--- Begin RECORDS FOR THIS EXERCISE ---
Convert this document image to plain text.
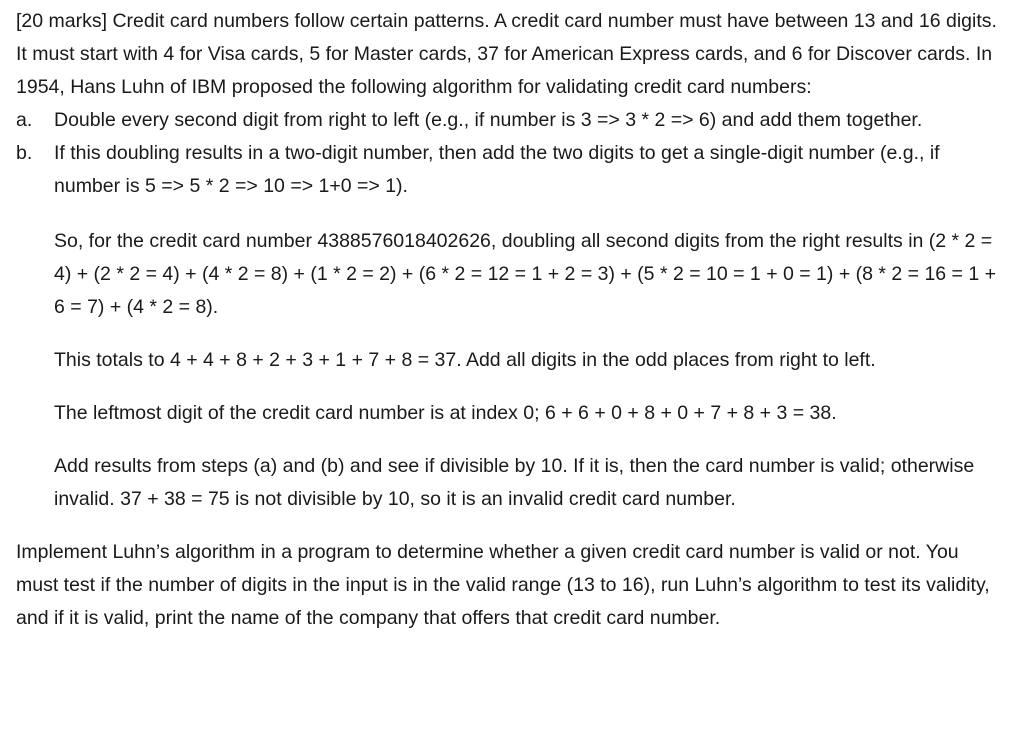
[20 marks] Credit card numbers follow certain patterns. A credit card number must have between 13 and 16 digits. It must start with 4 for Visa cards, 5 for Master cards, 37 for American Express cards, and 6 for Discover cards. In 1954, Hans Luhn of IBM proposed the following algorithm for validating credit card numbers:

a.	Double every second digit from right to left (e.g., if number is 3 => 3 * 2 => 6) and add them together.
b.	If this doubling results in a two-digit number, then add the two digits to get a single-digit number (e.g., if number is 5 => 5 * 2 => 10 => 1+0 => 1).

So, for the credit card number 4388576018402626, doubling all second digits from the right results in (2 * 2 = 4) + (2 * 2 = 4) + (4 * 2 = 8) + (1 * 2 = 2) + (6 * 2 = 12 = 1 + 2 = 3) + (5 * 2 = 10 = 1 + 0 = 1) + (8 * 2 = 16 = 1 + 6 = 7) + (4 * 2 = 8).

This totals to 4 + 4 + 8 + 2 + 3 + 1 + 7 + 8 = 37. Add all digits in the odd places from right to left.

The leftmost digit of the credit card number is at index 0; 6 + 6 + 0 + 8 + 0 + 7 + 8 + 3 = 38.

Add results from steps (a) and (b) and see if divisible by 10. If it is, then the card number is valid; otherwise invalid. 37 + 38 = 75 is not divisible by 10, so it is an invalid credit card number.

Implement Luhn’s algorithm in a program to determine whether a given credit card number is valid or not. You must test if the number of digits in the input is in the valid range (13 to 16), run Luhn’s algorithm to test its validity, and if it is valid, print the name of the company that offers that credit card number.
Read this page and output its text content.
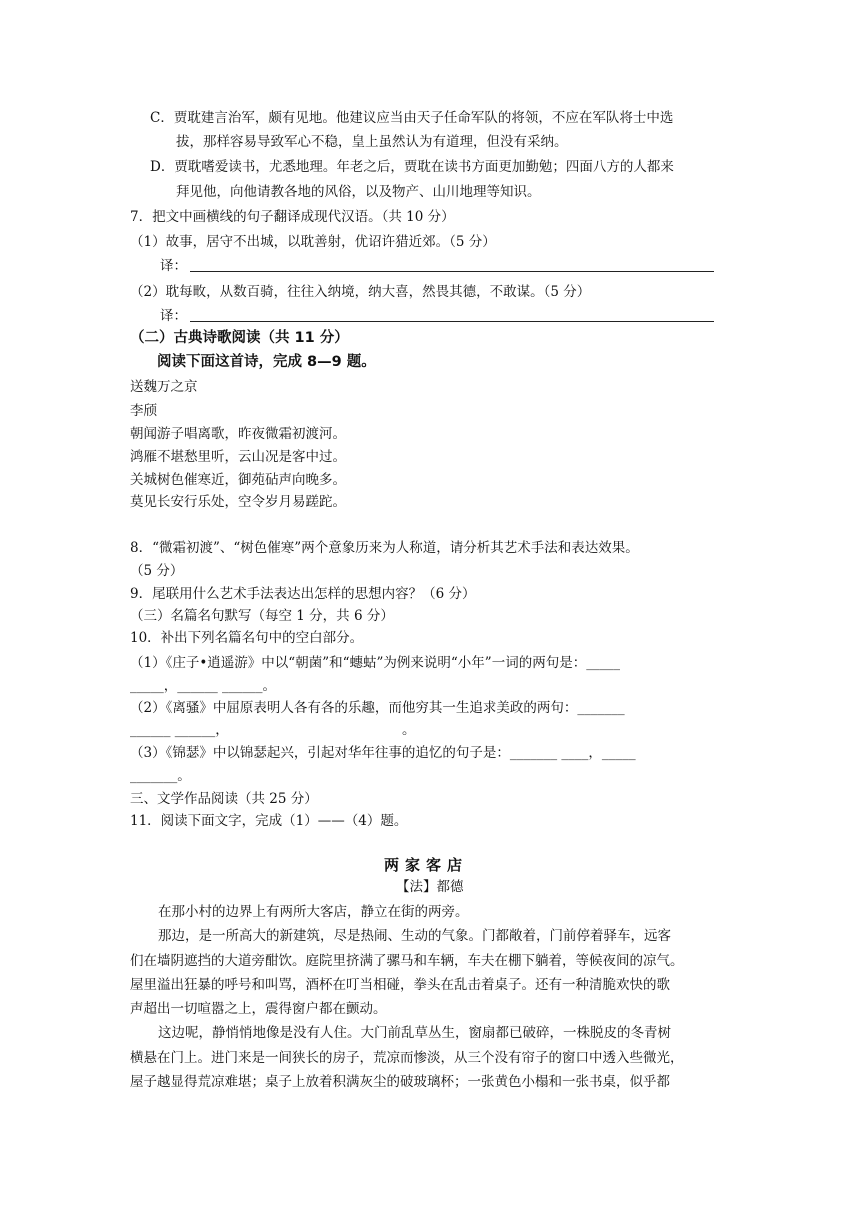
C．贾耽建言治军，颇有见地。他建议应当由天子任命军队的将领，不应在军队将士中选
拔，那样容易导致军心不稳，皇上虽然认为有道理，但没有采纳。
D．贾耽嗜爱读书，尤悉地理。年老之后，贾耽在读书方面更加勤勉；四面八方的人都来
拜见他，向他请教各地的风俗，以及物产、山川地理等知识。
7．把文中画横线的句子翻译成现代汉语。（共 10 分）
（1）故事，居守不出城，以耽善射，优诏许猎近郊。（5 分）
译：
（2）耽每畋，从数百骑，往往入纳境，纳大喜，然畏其德，不敢谋。（5 分）
译：
（二）古典诗歌阅读（共 11 分）
阅读下面这首诗，完成 8—9 题。
送魏万之京
李颀
朝闻游子唱离歌，昨夜微霜初渡河。
鸿雁不堪愁里听，云山况是客中过。
关城树色催寒近，御苑砧声向晚多。
莫见长安行乐处，空令岁月易蹉跎。
8．“微霜初渡”、“树色催寒”两个意象历来为人称道，请分析其艺术手法和表达效果。
（5 分）
9．尾联用什么艺术手法表达出怎样的思想内容？（6 分）
（三）名篇名句默写（每空 1 分，共 6 分）
10．补出下列名篇名句中的空白部分。
（1）《庄子•逍遥游》中以“朝菌”和“蟪蛄”为例来说明“小年”一词的两句是：_____
_____，______ ______。
（2）《离骚》中屈原表明人各有各的乐趣，而他穷其一生追求美政的两句：_______
______ ______，	。
（3）《锦瑟》中以锦瑟起兴，引起对华年往事的追忆的句子是：_______ ____，_____
_______。
三、文学作品阅读（共 25 分）
11．阅读下面文字，完成（1）——（4）题。
两家客店
【法】都德
在那小村的边界上有两所大客店，静立在街的两旁。
那边，是一所高大的新建筑，尽是热闹、生动的气象。门都敞着，门前停着驿车，远客
们在墙阴遮挡的大道旁酣饮。庭院里挤满了骡马和车辆，车夫在棚下躺着，等候夜间的凉气。
屋里溢出狂暴的呼号和叫骂，酒杯在叮当相碰，拳头在乱击着桌子。还有一种清脆欢快的歌
声超出一切喧嚣之上，震得窗户都在颤动。
这边呢，静悄悄地像是没有人住。大门前乱草丛生，窗扇都已破碎，一株脱皮的冬青树
横悬在门上。进门来是一间狭长的房子，荒凉而惨淡，从三个没有帘子的窗口中透入些微光，
屋子越显得荒凉难堪；桌子上放着积满灰尘的破玻璃杯；一张黄色小榻和一张书桌，似乎都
--- End RECORDS FOR THIS EXERCISE ---
● WRITTEN EXERCISE
Reproduce the whole listing word for word, setting aside any pictures.

● RESPONSE TO THE TASK
Convert this document image to plain text.
[20 marks] Credit card numbers follow certain patterns. A credit card number must have between 13 and 16 digits. It must start with 4 for Visa cards, 5 for Master cards, 37 for American Express cards, and 6 for Discover cards. In 1954, Hans Luhn of IBM proposed the following algorithm for validating credit card numbers:

a.	Double every second digit from right to left (e.g., if number is 3 => 3 * 2 => 6) and add them together.
b.	If this doubling results in a two-digit number, then add the two digits to get a single-digit number (e.g., if number is 5 => 5 * 2 => 10 => 1+0 => 1).

So, for the credit card number 4388576018402626, doubling all second digits from the right results in (2 * 2 = 4) + (2 * 2 = 4) + (4 * 2 = 8) + (1 * 2 = 2) + (6 * 2 = 12 = 1 + 2 = 3) + (5 * 2 = 10 = 1 + 0 = 1) + (8 * 2 = 16 = 1 + 6 = 7) + (4 * 2 = 8).

This totals to 4 + 4 + 8 + 2 + 3 + 1 + 7 + 8 = 37. Add all digits in the odd places from right to left.

The leftmost digit of the credit card number is at index 0; 6 + 6 + 0 + 8 + 0 + 7 + 8 + 3 = 38.

Add results from steps (a) and (b) and see if divisible by 10. If it is, then the card number is valid; otherwise invalid. 37 + 38 = 75 is not divisible by 10, so it is an invalid credit card number.

Implement Luhn’s algorithm in a program to determine whether a given credit card number is valid or not. You must test if the number of digits in the input is in the valid range (13 to 16), run Luhn’s algorithm to test its validity, and if it is valid, print the name of the company that offers that credit card number.
Read this page and output its text content.
C．贾耽建言治军，颇有见地。他建议应当由天子任命军队的将领，不应在军队将士中选
拔，那样容易导致军心不稳，皇上虽然认为有道理，但没有采纳。
D．贾耽嗜爱读书，尤悉地理。年老之后，贾耽在读书方面更加勤勉；四面八方的人都来
拜见他，向他请教各地的风俗，以及物产、山川地理等知识。
7．把文中画横线的句子翻译成现代汉语。（共 10 分）
（1）故事，居守不出城，以耽善射，优诏许猎近郊。（5 分）
译：
（2）耽每畋，从数百骑，往往入纳境，纳大喜，然畏其德，不敢谋。（5 分）
译：
（二）古典诗歌阅读（共 11 分）
阅读下面这首诗，完成 8—9 题。
送魏万之京
李颀
朝闻游子唱离歌，昨夜微霜初渡河。
鸿雁不堪愁里听，云山况是客中过。
关城树色催寒近，御苑砧声向晚多。
莫见长安行乐处，空令岁月易蹉跎。
8．“微霜初渡”、“树色催寒”两个意象历来为人称道，请分析其艺术手法和表达效果。
（5 分）
9．尾联用什么艺术手法表达出怎样的思想内容？（6 分）
（三）名篇名句默写（每空 1 分，共 6 分）
10．补出下列名篇名句中的空白部分。
（1）《庄子•逍遥游》中以“朝菌”和“蟪蛄”为例来说明“小年”一词的两句是：_____
_____，______ ______。
（2）《离骚》中屈原表明人各有各的乐趣，而他穷其一生追求美政的两句：_______
______ ______，	。
（3）《锦瑟》中以锦瑟起兴，引起对华年往事的追忆的句子是：_______ ____，_____
_______。
三、文学作品阅读（共 25 分）
11．阅读下面文字，完成（1）——（4）题。
两家客店
【法】都德
在那小村的边界上有两所大客店，静立在街的两旁。
那边，是一所高大的新建筑，尽是热闹、生动的气象。门都敞着，门前停着驿车，远客
们在墙阴遮挡的大道旁酣饮。庭院里挤满了骡马和车辆，车夫在棚下躺着，等候夜间的凉气。
屋里溢出狂暴的呼号和叫骂，酒杯在叮当相碰，拳头在乱击着桌子。还有一种清脆欢快的歌
声超出一切喧嚣之上，震得窗户都在颤动。
这边呢，静悄悄地像是没有人住。大门前乱草丛生，窗扇都已破碎，一株脱皮的冬青树
横悬在门上。进门来是一间狭长的房子，荒凉而惨淡，从三个没有帘子的窗口中透入些微光，
屋子越显得荒凉难堪；桌子上放着积满灰尘的破玻璃杯；一张黄色小榻和一张书桌，似乎都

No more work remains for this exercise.